[START OF Listing]
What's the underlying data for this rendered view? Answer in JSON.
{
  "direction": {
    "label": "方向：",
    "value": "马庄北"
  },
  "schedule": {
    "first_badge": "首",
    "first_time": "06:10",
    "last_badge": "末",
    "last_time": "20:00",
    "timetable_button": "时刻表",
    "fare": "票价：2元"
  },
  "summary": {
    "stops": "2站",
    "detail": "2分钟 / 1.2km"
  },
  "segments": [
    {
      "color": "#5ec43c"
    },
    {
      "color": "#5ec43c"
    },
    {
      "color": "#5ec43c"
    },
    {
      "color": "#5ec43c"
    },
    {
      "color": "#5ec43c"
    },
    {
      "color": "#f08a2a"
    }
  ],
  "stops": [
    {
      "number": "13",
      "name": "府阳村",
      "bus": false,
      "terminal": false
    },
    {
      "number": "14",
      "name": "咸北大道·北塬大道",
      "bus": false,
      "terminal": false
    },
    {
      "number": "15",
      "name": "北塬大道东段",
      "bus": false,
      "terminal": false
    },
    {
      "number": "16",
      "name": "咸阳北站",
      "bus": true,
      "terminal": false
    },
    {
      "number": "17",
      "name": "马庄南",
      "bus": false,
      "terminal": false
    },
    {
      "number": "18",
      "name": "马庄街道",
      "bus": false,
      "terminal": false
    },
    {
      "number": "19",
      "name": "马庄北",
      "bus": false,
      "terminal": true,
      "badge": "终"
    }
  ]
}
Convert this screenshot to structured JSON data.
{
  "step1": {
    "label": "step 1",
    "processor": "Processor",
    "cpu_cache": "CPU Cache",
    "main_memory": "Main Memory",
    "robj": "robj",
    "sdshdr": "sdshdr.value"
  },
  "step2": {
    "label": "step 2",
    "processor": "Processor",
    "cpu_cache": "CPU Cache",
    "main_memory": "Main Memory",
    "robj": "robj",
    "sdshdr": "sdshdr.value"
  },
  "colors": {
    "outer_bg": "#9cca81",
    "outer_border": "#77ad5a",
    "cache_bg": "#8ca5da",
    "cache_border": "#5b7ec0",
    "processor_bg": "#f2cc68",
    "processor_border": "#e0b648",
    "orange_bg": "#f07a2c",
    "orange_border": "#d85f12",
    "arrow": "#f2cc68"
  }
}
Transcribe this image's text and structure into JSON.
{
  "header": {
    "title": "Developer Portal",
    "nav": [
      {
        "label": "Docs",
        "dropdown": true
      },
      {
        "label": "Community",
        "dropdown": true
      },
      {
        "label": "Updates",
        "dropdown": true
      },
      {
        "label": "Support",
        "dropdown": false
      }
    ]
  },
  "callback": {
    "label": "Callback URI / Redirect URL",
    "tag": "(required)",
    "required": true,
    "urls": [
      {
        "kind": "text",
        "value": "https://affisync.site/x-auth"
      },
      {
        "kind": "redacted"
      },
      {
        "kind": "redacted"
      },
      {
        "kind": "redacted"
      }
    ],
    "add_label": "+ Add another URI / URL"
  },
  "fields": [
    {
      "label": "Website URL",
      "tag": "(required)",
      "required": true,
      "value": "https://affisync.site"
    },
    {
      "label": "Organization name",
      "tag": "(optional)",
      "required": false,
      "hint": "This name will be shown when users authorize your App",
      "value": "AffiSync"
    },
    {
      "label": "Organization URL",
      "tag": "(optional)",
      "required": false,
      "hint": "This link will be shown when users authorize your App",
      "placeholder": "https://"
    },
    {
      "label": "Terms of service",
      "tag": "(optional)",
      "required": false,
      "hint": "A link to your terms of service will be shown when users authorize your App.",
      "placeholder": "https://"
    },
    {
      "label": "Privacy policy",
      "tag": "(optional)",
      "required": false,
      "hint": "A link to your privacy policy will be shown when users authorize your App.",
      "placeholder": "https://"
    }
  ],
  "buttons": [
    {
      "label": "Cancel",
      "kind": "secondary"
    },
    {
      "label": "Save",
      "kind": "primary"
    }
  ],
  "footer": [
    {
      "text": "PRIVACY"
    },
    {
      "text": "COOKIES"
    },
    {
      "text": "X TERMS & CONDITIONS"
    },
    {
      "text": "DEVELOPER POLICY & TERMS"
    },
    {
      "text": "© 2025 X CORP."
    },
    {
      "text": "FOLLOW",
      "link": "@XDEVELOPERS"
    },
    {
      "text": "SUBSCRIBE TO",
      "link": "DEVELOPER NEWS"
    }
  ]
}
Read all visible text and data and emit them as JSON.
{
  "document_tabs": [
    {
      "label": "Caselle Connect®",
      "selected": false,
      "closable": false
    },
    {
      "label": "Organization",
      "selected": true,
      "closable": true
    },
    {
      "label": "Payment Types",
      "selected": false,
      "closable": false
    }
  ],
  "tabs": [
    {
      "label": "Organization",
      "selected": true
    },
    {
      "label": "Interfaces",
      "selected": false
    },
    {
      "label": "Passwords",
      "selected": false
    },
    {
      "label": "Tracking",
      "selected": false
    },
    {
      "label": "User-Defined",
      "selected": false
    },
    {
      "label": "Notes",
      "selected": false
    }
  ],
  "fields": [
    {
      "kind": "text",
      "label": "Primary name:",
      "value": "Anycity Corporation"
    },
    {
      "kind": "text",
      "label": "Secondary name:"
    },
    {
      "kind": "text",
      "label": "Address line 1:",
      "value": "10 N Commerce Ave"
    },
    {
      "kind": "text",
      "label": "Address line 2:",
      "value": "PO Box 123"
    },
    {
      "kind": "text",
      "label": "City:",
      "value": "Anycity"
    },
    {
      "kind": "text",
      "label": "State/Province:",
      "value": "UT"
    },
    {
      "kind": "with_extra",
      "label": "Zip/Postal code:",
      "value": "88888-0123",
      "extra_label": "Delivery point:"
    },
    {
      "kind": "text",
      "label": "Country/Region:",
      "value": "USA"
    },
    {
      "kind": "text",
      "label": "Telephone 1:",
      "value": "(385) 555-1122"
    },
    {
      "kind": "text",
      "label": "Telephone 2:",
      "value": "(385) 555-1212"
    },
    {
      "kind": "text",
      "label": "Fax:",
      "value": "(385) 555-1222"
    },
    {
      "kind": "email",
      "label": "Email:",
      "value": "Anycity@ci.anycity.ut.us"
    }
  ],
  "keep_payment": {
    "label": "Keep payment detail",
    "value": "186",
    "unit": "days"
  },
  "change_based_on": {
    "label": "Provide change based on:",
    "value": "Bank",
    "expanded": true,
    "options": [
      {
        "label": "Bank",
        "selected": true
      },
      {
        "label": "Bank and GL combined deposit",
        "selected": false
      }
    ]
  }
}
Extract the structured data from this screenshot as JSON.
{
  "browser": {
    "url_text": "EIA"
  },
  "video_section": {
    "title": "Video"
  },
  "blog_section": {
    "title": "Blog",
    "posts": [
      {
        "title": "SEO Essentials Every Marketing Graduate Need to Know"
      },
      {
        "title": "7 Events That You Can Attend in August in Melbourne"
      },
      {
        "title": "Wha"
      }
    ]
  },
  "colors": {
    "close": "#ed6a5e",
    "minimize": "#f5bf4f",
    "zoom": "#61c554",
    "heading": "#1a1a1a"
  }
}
[END OF Listing]
→ **Exercise requirements**
Copy out every line from the records that has the word "name".

→ **Answer for this exercise**
      "name": "府阳村",
      "name": "咸北大道·北塬大道",
      "name": "北塬大道东段",
      "name": "咸阳北站",
      "name": "马庄南",
      "name": "马庄街道",
      "name": "马庄北",
      "label": "Organization name",
      "hint": "This name will be shown when users authorize your App",
      "label": "Primary name:",
      "label": "Secondary name:"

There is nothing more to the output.